** BEGIN RECORDS FOR THIS EXERCISE **
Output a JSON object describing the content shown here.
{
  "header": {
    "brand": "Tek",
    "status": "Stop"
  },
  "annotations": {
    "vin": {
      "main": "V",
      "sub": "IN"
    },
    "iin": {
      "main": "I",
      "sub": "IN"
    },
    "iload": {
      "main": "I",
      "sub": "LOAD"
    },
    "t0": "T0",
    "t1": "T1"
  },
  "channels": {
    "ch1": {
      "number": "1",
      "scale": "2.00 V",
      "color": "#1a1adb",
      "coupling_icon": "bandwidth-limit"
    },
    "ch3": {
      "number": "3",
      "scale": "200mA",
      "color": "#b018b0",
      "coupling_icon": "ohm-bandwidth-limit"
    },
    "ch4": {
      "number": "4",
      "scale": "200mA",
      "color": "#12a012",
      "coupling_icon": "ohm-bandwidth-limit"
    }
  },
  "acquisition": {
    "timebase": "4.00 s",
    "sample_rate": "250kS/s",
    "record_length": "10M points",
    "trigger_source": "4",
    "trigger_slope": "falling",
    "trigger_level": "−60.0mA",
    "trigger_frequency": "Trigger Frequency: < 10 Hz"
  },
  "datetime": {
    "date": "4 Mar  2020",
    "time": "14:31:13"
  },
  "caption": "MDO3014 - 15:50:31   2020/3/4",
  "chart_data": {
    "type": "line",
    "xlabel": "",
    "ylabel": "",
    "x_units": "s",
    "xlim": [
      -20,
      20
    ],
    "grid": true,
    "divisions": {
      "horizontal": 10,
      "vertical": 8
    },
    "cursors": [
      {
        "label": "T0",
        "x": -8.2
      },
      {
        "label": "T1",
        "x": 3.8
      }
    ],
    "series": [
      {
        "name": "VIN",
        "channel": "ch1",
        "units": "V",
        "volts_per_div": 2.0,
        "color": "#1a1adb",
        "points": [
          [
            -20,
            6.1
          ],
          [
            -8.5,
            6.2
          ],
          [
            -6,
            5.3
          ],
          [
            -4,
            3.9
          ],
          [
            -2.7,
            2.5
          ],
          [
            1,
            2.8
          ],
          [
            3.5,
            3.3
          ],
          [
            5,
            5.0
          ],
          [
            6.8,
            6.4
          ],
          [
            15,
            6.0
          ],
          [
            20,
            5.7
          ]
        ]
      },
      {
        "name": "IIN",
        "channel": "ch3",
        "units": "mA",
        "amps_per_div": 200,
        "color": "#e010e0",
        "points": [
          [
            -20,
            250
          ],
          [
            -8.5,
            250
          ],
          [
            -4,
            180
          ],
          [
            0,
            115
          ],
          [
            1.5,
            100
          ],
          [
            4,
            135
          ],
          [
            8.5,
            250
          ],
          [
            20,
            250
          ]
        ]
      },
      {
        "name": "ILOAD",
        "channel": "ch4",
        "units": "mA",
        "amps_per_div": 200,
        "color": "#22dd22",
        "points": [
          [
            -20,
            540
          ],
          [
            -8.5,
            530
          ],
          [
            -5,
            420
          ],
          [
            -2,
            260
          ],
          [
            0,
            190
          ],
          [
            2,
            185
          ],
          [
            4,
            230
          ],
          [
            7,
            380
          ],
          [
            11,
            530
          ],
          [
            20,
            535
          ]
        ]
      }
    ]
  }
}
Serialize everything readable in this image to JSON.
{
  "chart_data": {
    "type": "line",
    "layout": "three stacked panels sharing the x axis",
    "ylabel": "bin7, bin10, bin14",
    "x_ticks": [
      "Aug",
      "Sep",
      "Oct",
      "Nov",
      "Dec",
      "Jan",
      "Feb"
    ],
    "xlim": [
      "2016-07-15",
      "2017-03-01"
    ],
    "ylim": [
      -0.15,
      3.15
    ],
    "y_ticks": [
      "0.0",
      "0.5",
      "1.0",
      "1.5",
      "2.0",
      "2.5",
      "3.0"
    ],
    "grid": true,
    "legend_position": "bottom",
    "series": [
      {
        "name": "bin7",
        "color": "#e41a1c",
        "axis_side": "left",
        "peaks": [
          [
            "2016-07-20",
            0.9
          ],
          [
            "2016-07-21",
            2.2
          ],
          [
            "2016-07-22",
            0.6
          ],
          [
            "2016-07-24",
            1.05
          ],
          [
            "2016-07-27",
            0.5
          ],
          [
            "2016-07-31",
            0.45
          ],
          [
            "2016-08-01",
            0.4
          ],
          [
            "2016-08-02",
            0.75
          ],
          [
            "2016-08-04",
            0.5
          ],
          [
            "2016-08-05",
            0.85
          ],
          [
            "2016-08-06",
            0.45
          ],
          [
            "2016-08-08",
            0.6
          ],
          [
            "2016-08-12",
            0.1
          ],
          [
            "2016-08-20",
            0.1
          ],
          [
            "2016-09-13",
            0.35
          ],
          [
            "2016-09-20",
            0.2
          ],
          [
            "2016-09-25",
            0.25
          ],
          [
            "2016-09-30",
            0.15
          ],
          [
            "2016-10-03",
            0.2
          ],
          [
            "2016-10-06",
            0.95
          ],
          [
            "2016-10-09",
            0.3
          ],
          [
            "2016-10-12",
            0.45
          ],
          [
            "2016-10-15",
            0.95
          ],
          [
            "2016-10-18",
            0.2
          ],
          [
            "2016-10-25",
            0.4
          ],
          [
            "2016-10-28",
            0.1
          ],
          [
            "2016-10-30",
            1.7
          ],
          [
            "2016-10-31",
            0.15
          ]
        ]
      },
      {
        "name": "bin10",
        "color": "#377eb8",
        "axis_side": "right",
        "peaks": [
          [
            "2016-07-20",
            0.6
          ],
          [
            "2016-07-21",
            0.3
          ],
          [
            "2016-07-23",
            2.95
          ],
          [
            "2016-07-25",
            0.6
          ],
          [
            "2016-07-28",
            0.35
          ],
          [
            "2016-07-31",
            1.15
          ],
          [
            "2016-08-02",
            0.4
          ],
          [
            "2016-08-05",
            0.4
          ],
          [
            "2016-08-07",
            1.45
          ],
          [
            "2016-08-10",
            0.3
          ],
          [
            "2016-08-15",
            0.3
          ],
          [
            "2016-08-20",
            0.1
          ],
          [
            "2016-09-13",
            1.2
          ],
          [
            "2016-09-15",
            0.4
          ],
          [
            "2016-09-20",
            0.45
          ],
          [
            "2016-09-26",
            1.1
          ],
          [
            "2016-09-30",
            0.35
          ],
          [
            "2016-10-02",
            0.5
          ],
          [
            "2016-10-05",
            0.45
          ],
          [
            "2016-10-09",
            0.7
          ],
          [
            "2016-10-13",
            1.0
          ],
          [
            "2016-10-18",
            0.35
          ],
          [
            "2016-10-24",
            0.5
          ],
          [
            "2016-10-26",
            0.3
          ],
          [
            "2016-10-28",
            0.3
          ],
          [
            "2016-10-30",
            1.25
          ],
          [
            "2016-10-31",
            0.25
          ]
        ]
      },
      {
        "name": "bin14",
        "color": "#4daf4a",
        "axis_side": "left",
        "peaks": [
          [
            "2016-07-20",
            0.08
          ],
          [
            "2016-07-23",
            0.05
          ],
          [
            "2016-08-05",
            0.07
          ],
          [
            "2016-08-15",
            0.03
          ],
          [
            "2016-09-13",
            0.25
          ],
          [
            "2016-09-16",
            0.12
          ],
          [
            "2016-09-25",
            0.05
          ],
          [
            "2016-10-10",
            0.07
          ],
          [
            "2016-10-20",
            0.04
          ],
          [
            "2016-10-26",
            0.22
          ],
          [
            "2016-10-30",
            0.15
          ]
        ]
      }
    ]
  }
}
** END RECORDS FOR THIS EXERCISE **
EXERCISE AIM: Restate each of the entries above verbatim.

THE RESPONSE:
Output a JSON object describing the content shown here.
{
  "header": {
    "brand": "Tek",
    "status": "Stop"
  },
  "annotations": {
    "vin": {
      "main": "V",
      "sub": "IN"
    },
    "iin": {
      "main": "I",
      "sub": "IN"
    },
    "iload": {
      "main": "I",
      "sub": "LOAD"
    },
    "t0": "T0",
    "t1": "T1"
  },
  "channels": {
    "ch1": {
      "number": "1",
      "scale": "2.00 V",
      "color": "#1a1adb",
      "coupling_icon": "bandwidth-limit"
    },
    "ch3": {
      "number": "3",
      "scale": "200mA",
      "color": "#b018b0",
      "coupling_icon": "ohm-bandwidth-limit"
    },
    "ch4": {
      "number": "4",
      "scale": "200mA",
      "color": "#12a012",
      "coupling_icon": "ohm-bandwidth-limit"
    }
  },
  "acquisition": {
    "timebase": "4.00 s",
    "sample_rate": "250kS/s",
    "record_length": "10M points",
    "trigger_source": "4",
    "trigger_slope": "falling",
    "trigger_level": "−60.0mA",
    "trigger_frequency": "Trigger Frequency: < 10 Hz"
  },
  "datetime": {
    "date": "4 Mar  2020",
    "time": "14:31:13"
  },
  "caption": "MDO3014 - 15:50:31   2020/3/4",
  "chart_data": {
    "type": "line",
    "xlabel": "",
    "ylabel": "",
    "x_units": "s",
    "xlim": [
      -20,
      20
    ],
    "grid": true,
    "divisions": {
      "horizontal": 10,
      "vertical": 8
    },
    "cursors": [
      {
        "label": "T0",
        "x": -8.2
      },
      {
        "label": "T1",
        "x": 3.8
      }
    ],
    "series": [
      {
        "name": "VIN",
        "channel": "ch1",
        "units": "V",
        "volts_per_div": 2.0,
        "color": "#1a1adb",
        "points": [
          [
            -20,
            6.1
          ],
          [
            -8.5,
            6.2
          ],
          [
            -6,
            5.3
          ],
          [
            -4,
            3.9
          ],
          [
            -2.7,
            2.5
          ],
          [
            1,
            2.8
          ],
          [
            3.5,
            3.3
          ],
          [
            5,
            5.0
          ],
          [
            6.8,
            6.4
          ],
          [
            15,
            6.0
          ],
          [
            20,
            5.7
          ]
        ]
      },
      {
        "name": "IIN",
        "channel": "ch3",
        "units": "mA",
        "amps_per_div": 200,
        "color": "#e010e0",
        "points": [
          [
            -20,
            250
          ],
          [
            -8.5,
            250
          ],
          [
            -4,
            180
          ],
          [
            0,
            115
          ],
          [
            1.5,
            100
          ],
          [
            4,
            135
          ],
          [
            8.5,
            250
          ],
          [
            20,
            250
          ]
        ]
      },
      {
        "name": "ILOAD",
        "channel": "ch4",
        "units": "mA",
        "amps_per_div": 200,
        "color": "#22dd22",
        "points": [
          [
            -20,
            540
          ],
          [
            -8.5,
            530
          ],
          [
            -5,
            420
          ],
          [
            -2,
            260
          ],
          [
            0,
            190
          ],
          [
            2,
            185
          ],
          [
            4,
            230
          ],
          [
            7,
            380
          ],
          [
            11,
            530
          ],
          [
            20,
            535
          ]
        ]
      }
    ]
  }
}
Serialize everything readable in this image to JSON.
{
  "chart_data": {
    "type": "line",
    "layout": "three stacked panels sharing the x axis",
    "ylabel": "bin7, bin10, bin14",
    "x_ticks": [
      "Aug",
      "Sep",
      "Oct",
      "Nov",
      "Dec",
      "Jan",
      "Feb"
    ],
    "xlim": [
      "2016-07-15",
      "2017-03-01"
    ],
    "ylim": [
      -0.15,
      3.15
    ],
    "y_ticks": [
      "0.0",
      "0.5",
      "1.0",
      "1.5",
      "2.0",
      "2.5",
      "3.0"
    ],
    "grid": true,
    "legend_position": "bottom",
    "series": [
      {
        "name": "bin7",
        "color": "#e41a1c",
        "axis_side": "left",
        "peaks": [
          [
            "2016-07-20",
            0.9
          ],
          [
            "2016-07-21",
            2.2
          ],
          [
            "2016-07-22",
            0.6
          ],
          [
            "2016-07-24",
            1.05
          ],
          [
            "2016-07-27",
            0.5
          ],
          [
            "2016-07-31",
            0.45
          ],
          [
            "2016-08-01",
            0.4
          ],
          [
            "2016-08-02",
            0.75
          ],
          [
            "2016-08-04",
            0.5
          ],
          [
            "2016-08-05",
            0.85
          ],
          [
            "2016-08-06",
            0.45
          ],
          [
            "2016-08-08",
            0.6
          ],
          [
            "2016-08-12",
            0.1
          ],
          [
            "2016-08-20",
            0.1
          ],
          [
            "2016-09-13",
            0.35
          ],
          [
            "2016-09-20",
            0.2
          ],
          [
            "2016-09-25",
            0.25
          ],
          [
            "2016-09-30",
            0.15
          ],
          [
            "2016-10-03",
            0.2
          ],
          [
            "2016-10-06",
            0.95
          ],
          [
            "2016-10-09",
            0.3
          ],
          [
            "2016-10-12",
            0.45
          ],
          [
            "2016-10-15",
            0.95
          ],
          [
            "2016-10-18",
            0.2
          ],
          [
            "2016-10-25",
            0.4
          ],
          [
            "2016-10-28",
            0.1
          ],
          [
            "2016-10-30",
            1.7
          ],
          [
            "2016-10-31",
            0.15
          ]
        ]
      },
      {
        "name": "bin10",
        "color": "#377eb8",
        "axis_side": "right",
        "peaks": [
          [
            "2016-07-20",
            0.6
          ],
          [
            "2016-07-21",
            0.3
          ],
          [
            "2016-07-23",
            2.95
          ],
          [
            "2016-07-25",
            0.6
          ],
          [
            "2016-07-28",
            0.35
          ],
          [
            "2016-07-31",
            1.15
          ],
          [
            "2016-08-02",
            0.4
          ],
          [
            "2016-08-05",
            0.4
          ],
          [
            "2016-08-07",
            1.45
          ],
          [
            "2016-08-10",
            0.3
          ],
          [
            "2016-08-15",
            0.3
          ],
          [
            "2016-08-20",
            0.1
          ],
          [
            "2016-09-13",
            1.2
          ],
          [
            "2016-09-15",
            0.4
          ],
          [
            "2016-09-20",
            0.45
          ],
          [
            "2016-09-26",
            1.1
          ],
          [
            "2016-09-30",
            0.35
          ],
          [
            "2016-10-02",
            0.5
          ],
          [
            "2016-10-05",
            0.45
          ],
          [
            "2016-10-09",
            0.7
          ],
          [
            "2016-10-13",
            1.0
          ],
          [
            "2016-10-18",
            0.35
          ],
          [
            "2016-10-24",
            0.5
          ],
          [
            "2016-10-26",
            0.3
          ],
          [
            "2016-10-28",
            0.3
          ],
          [
            "2016-10-30",
            1.25
          ],
          [
            "2016-10-31",
            0.25
          ]
        ]
      },
      {
        "name": "bin14",
        "color": "#4daf4a",
        "axis_side": "left",
        "peaks": [
          [
            "2016-07-20",
            0.08
          ],
          [
            "2016-07-23",
            0.05
          ],
          [
            "2016-08-05",
            0.07
          ],
          [
            "2016-08-15",
            0.03
          ],
          [
            "2016-09-13",
            0.25
          ],
          [
            "2016-09-16",
            0.12
          ],
          [
            "2016-09-25",
            0.05
          ],
          [
            "2016-10-10",
            0.07
          ],
          [
            "2016-10-20",
            0.04
          ],
          [
            "2016-10-26",
            0.22
          ],
          [
            "2016-10-30",
            0.15
          ]
        ]
      }
    ]
  }
}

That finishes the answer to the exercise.